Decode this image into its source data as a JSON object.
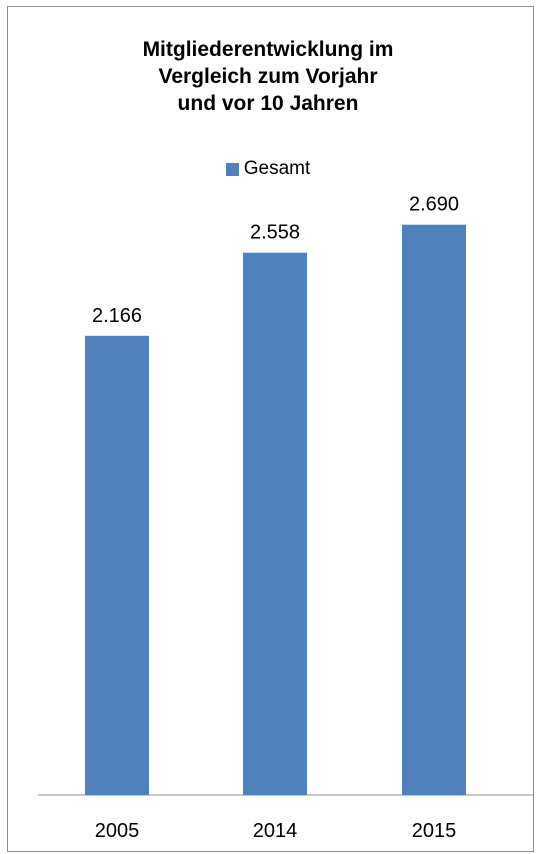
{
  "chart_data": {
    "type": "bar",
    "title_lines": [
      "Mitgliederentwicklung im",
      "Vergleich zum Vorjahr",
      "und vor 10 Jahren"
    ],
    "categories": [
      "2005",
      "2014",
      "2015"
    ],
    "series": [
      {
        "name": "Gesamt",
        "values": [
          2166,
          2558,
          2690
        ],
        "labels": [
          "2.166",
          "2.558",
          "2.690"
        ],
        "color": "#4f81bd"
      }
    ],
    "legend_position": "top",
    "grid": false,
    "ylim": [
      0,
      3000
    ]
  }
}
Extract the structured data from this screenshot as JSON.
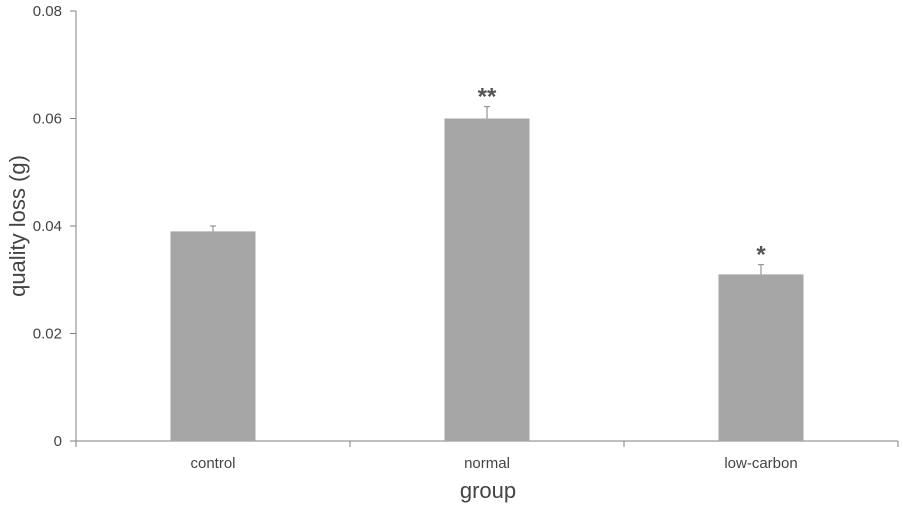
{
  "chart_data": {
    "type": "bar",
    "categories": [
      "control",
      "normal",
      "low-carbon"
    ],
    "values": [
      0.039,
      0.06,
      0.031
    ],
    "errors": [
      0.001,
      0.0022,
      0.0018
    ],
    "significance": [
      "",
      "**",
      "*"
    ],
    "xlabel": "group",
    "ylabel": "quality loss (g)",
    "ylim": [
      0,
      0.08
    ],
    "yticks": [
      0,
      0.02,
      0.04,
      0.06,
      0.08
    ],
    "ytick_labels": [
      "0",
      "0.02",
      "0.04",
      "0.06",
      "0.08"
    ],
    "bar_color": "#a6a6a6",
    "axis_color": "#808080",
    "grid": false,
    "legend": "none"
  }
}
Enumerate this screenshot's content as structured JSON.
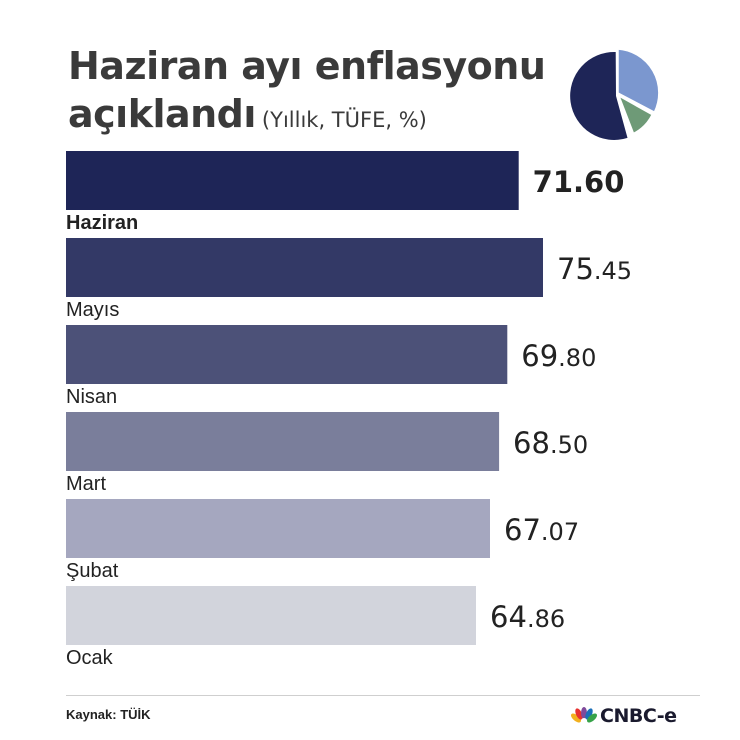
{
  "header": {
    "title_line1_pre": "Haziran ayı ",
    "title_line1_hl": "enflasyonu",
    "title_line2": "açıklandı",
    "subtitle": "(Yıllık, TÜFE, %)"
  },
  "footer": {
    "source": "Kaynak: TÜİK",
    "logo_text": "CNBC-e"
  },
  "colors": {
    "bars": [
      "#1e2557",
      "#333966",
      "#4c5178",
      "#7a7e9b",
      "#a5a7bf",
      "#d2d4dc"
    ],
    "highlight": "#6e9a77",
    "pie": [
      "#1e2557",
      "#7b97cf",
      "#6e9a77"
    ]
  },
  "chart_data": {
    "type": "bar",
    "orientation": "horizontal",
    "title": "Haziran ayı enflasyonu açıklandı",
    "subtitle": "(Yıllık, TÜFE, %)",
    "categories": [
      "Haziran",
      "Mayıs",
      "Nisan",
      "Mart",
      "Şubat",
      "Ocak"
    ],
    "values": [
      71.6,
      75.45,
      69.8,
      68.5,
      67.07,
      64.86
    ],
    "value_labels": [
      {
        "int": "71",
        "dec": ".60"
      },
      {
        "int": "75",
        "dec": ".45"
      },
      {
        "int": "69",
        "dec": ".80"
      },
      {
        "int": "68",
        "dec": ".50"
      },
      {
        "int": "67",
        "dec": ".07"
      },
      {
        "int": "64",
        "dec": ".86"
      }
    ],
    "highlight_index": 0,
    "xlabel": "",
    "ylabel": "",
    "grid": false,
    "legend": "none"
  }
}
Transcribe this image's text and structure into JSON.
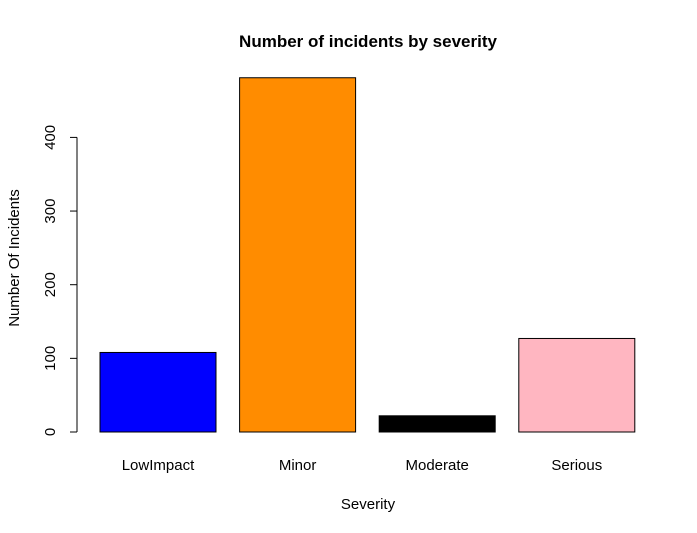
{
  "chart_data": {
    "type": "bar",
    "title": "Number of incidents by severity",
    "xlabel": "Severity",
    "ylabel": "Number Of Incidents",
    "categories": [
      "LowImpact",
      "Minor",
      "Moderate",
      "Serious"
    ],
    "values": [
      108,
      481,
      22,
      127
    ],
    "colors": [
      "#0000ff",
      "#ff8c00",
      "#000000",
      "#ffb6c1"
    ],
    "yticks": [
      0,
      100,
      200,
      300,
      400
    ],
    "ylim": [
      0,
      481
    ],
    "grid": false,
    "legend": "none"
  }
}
━━━━━━━━━━━━━━━━━━━━
● Request: Return all the entries word for word, but omit any pictures they contain.

● Expected answer:
Decode this image into its source data as a JSON object.
{
  "chart_data": {
    "type": "bar",
    "title_lines": [
      "Mitgliederentwicklung im",
      "Vergleich zum Vorjahr",
      "und vor 10 Jahren"
    ],
    "categories": [
      "2005",
      "2014",
      "2015"
    ],
    "series": [
      {
        "name": "Gesamt",
        "values": [
          2166,
          2558,
          2690
        ],
        "labels": [
          "2.166",
          "2.558",
          "2.690"
        ],
        "color": "#4f81bd"
      }
    ],
    "legend_position": "top",
    "grid": false,
    "ylim": [
      0,
      3000
    ]
  }
}
Extract the structured data from this screenshot as JSON.
{
  "chart_data": {
    "type": "bar",
    "categories": [
      "control",
      "normal",
      "low-carbon"
    ],
    "values": [
      0.039,
      0.06,
      0.031
    ],
    "errors": [
      0.001,
      0.0022,
      0.0018
    ],
    "significance": [
      "",
      "**",
      "*"
    ],
    "xlabel": "group",
    "ylabel": "quality loss (g)",
    "ylim": [
      0,
      0.08
    ],
    "yticks": [
      0,
      0.02,
      0.04,
      0.06,
      0.08
    ],
    "ytick_labels": [
      "0",
      "0.02",
      "0.04",
      "0.06",
      "0.08"
    ],
    "bar_color": "#a6a6a6",
    "axis_color": "#808080",
    "grid": false,
    "legend": "none"
  }
}
Enumerate this screenshot's content as structured JSON.
{
  "header": {
    "title_line1_pre": "Haziran ayı ",
    "title_line1_hl": "enflasyonu",
    "title_line2": "açıklandı",
    "subtitle": "(Yıllık, TÜFE, %)"
  },
  "footer": {
    "source": "Kaynak: TÜİK",
    "logo_text": "CNBC-e"
  },
  "colors": {
    "bars": [
      "#1e2557",
      "#333966",
      "#4c5178",
      "#7a7e9b",
      "#a5a7bf",
      "#d2d4dc"
    ],
    "highlight": "#6e9a77",
    "pie": [
      "#1e2557",
      "#7b97cf",
      "#6e9a77"
    ]
  },
  "chart_data": {
    "type": "bar",
    "orientation": "horizontal",
    "title": "Haziran ayı enflasyonu açıklandı",
    "subtitle": "(Yıllık, TÜFE, %)",
    "categories": [
      "Haziran",
      "Mayıs",
      "Nisan",
      "Mart",
      "Şubat",
      "Ocak"
    ],
    "values": [
      71.6,
      75.45,
      69.8,
      68.5,
      67.07,
      64.86
    ],
    "value_labels": [
      {
        "int": "71",
        "dec": ".60"
      },
      {
        "int": "75",
        "dec": ".45"
      },
      {
        "int": "69",
        "dec": ".80"
      },
      {
        "int": "68",
        "dec": ".50"
      },
      {
        "int": "67",
        "dec": ".07"
      },
      {
        "int": "64",
        "dec": ".86"
      }
    ],
    "highlight_index": 0,
    "xlabel": "",
    "ylabel": "",
    "grid": false,
    "legend": "none"
  }
}
Transcribe this image's text and structure into JSON.
{
  "chart_data": {
    "type": "bar",
    "title": "Number of incidents by severity",
    "xlabel": "Severity",
    "ylabel": "Number Of Incidents",
    "categories": [
      "LowImpact",
      "Minor",
      "Moderate",
      "Serious"
    ],
    "values": [
      108,
      481,
      22,
      127
    ],
    "colors": [
      "#0000ff",
      "#ff8c00",
      "#000000",
      "#ffb6c1"
    ],
    "yticks": [
      0,
      100,
      200,
      300,
      400
    ],
    "ylim": [
      0,
      481
    ],
    "grid": false,
    "legend": "none"
  }
}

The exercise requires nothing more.